### Task brief
Output the data below in full, byte for byte. Nothing may differ.

(Stored data)
━━━━━━━━
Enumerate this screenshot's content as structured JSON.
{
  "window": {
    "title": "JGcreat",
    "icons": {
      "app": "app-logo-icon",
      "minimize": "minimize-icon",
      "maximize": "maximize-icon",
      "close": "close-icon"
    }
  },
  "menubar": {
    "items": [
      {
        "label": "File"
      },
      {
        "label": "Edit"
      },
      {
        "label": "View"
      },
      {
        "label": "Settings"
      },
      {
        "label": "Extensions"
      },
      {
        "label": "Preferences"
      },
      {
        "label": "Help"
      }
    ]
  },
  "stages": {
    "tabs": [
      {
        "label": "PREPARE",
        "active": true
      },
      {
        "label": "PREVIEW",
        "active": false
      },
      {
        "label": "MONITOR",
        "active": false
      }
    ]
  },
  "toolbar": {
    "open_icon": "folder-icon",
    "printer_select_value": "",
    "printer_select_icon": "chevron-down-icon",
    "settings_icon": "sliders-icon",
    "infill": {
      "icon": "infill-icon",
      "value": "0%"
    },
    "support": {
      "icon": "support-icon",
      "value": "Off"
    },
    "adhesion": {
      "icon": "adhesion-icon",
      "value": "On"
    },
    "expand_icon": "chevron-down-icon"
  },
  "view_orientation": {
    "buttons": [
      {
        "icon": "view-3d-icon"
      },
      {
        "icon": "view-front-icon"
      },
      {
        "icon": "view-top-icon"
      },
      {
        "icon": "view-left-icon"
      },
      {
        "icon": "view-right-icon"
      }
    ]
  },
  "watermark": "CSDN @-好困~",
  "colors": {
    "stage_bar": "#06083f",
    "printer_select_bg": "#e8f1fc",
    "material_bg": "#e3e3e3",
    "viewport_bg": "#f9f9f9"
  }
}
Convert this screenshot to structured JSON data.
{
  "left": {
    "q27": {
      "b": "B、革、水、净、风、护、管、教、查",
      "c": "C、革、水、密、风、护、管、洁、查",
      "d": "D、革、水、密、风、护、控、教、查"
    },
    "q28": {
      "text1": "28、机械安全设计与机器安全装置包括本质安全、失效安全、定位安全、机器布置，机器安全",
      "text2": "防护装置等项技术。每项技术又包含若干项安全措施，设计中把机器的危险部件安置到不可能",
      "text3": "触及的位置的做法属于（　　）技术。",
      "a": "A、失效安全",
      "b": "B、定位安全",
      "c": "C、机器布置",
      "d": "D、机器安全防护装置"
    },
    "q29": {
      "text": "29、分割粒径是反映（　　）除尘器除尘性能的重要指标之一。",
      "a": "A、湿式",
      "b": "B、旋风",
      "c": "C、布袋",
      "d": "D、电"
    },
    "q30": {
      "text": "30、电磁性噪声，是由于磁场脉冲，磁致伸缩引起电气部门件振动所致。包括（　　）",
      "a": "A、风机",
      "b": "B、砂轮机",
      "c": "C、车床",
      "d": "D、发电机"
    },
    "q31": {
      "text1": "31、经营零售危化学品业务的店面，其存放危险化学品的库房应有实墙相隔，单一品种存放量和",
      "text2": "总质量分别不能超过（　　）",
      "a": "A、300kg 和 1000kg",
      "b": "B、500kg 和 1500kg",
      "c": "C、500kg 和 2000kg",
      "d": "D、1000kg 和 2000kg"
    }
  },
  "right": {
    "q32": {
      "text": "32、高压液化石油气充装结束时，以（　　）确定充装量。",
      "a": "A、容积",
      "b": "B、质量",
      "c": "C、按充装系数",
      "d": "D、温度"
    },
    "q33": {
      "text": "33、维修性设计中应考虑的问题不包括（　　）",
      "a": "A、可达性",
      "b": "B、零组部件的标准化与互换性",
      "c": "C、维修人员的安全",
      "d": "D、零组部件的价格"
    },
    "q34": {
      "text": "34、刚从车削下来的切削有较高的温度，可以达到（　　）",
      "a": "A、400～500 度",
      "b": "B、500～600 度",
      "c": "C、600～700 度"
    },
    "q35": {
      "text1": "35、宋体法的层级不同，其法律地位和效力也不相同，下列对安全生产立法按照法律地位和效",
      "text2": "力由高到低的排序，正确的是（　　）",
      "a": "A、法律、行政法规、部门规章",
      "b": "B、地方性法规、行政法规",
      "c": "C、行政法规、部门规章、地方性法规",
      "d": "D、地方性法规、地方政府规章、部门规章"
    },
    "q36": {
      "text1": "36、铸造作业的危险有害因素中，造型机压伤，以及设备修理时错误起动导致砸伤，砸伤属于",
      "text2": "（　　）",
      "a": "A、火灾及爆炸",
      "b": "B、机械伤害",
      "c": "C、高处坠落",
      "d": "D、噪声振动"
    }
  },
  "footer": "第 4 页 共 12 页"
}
━━━━━━━━
### Exercise output
Enumerate this screenshot's content as structured JSON.
{
  "window": {
    "title": "JGcreat",
    "icons": {
      "app": "app-logo-icon",
      "minimize": "minimize-icon",
      "maximize": "maximize-icon",
      "close": "close-icon"
    }
  },
  "menubar": {
    "items": [
      {
        "label": "File"
      },
      {
        "label": "Edit"
      },
      {
        "label": "View"
      },
      {
        "label": "Settings"
      },
      {
        "label": "Extensions"
      },
      {
        "label": "Preferences"
      },
      {
        "label": "Help"
      }
    ]
  },
  "stages": {
    "tabs": [
      {
        "label": "PREPARE",
        "active": true
      },
      {
        "label": "PREVIEW",
        "active": false
      },
      {
        "label": "MONITOR",
        "active": false
      }
    ]
  },
  "toolbar": {
    "open_icon": "folder-icon",
    "printer_select_value": "",
    "printer_select_icon": "chevron-down-icon",
    "settings_icon": "sliders-icon",
    "infill": {
      "icon": "infill-icon",
      "value": "0%"
    },
    "support": {
      "icon": "support-icon",
      "value": "Off"
    },
    "adhesion": {
      "icon": "adhesion-icon",
      "value": "On"
    },
    "expand_icon": "chevron-down-icon"
  },
  "view_orientation": {
    "buttons": [
      {
        "icon": "view-3d-icon"
      },
      {
        "icon": "view-front-icon"
      },
      {
        "icon": "view-top-icon"
      },
      {
        "icon": "view-left-icon"
      },
      {
        "icon": "view-right-icon"
      }
    ]
  },
  "watermark": "CSDN @-好困~",
  "colors": {
    "stage_bar": "#06083f",
    "printer_select_bg": "#e8f1fc",
    "material_bg": "#e3e3e3",
    "viewport_bg": "#f9f9f9"
  }
}
Convert this screenshot to structured JSON data.
{
  "left": {
    "q27": {
      "b": "B、革、水、净、风、护、管、教、查",
      "c": "C、革、水、密、风、护、管、洁、查",
      "d": "D、革、水、密、风、护、控、教、查"
    },
    "q28": {
      "text1": "28、机械安全设计与机器安全装置包括本质安全、失效安全、定位安全、机器布置，机器安全",
      "text2": "防护装置等项技术。每项技术又包含若干项安全措施，设计中把机器的危险部件安置到不可能",
      "text3": "触及的位置的做法属于（　　）技术。",
      "a": "A、失效安全",
      "b": "B、定位安全",
      "c": "C、机器布置",
      "d": "D、机器安全防护装置"
    },
    "q29": {
      "text": "29、分割粒径是反映（　　）除尘器除尘性能的重要指标之一。",
      "a": "A、湿式",
      "b": "B、旋风",
      "c": "C、布袋",
      "d": "D、电"
    },
    "q30": {
      "text": "30、电磁性噪声，是由于磁场脉冲，磁致伸缩引起电气部门件振动所致。包括（　　）",
      "a": "A、风机",
      "b": "B、砂轮机",
      "c": "C、车床",
      "d": "D、发电机"
    },
    "q31": {
      "text1": "31、经营零售危化学品业务的店面，其存放危险化学品的库房应有实墙相隔，单一品种存放量和",
      "text2": "总质量分别不能超过（　　）",
      "a": "A、300kg 和 1000kg",
      "b": "B、500kg 和 1500kg",
      "c": "C、500kg 和 2000kg",
      "d": "D、1000kg 和 2000kg"
    }
  },
  "right": {
    "q32": {
      "text": "32、高压液化石油气充装结束时，以（　　）确定充装量。",
      "a": "A、容积",
      "b": "B、质量",
      "c": "C、按充装系数",
      "d": "D、温度"
    },
    "q33": {
      "text": "33、维修性设计中应考虑的问题不包括（　　）",
      "a": "A、可达性",
      "b": "B、零组部件的标准化与互换性",
      "c": "C、维修人员的安全",
      "d": "D、零组部件的价格"
    },
    "q34": {
      "text": "34、刚从车削下来的切削有较高的温度，可以达到（　　）",
      "a": "A、400～500 度",
      "b": "B、500～600 度",
      "c": "C、600～700 度"
    },
    "q35": {
      "text1": "35、宋体法的层级不同，其法律地位和效力也不相同，下列对安全生产立法按照法律地位和效",
      "text2": "力由高到低的排序，正确的是（　　）",
      "a": "A、法律、行政法规、部门规章",
      "b": "B、地方性法规、行政法规",
      "c": "C、行政法规、部门规章、地方性法规",
      "d": "D、地方性法规、地方政府规章、部门规章"
    },
    "q36": {
      "text1": "36、铸造作业的危险有害因素中，造型机压伤，以及设备修理时错误起动导致砸伤，砸伤属于",
      "text2": "（　　）",
      "a": "A、火灾及爆炸",
      "b": "B、机械伤害",
      "c": "C、高处坠落",
      "d": "D、噪声振动"
    }
  },
  "footer": "第 4 页 共 12 页"
}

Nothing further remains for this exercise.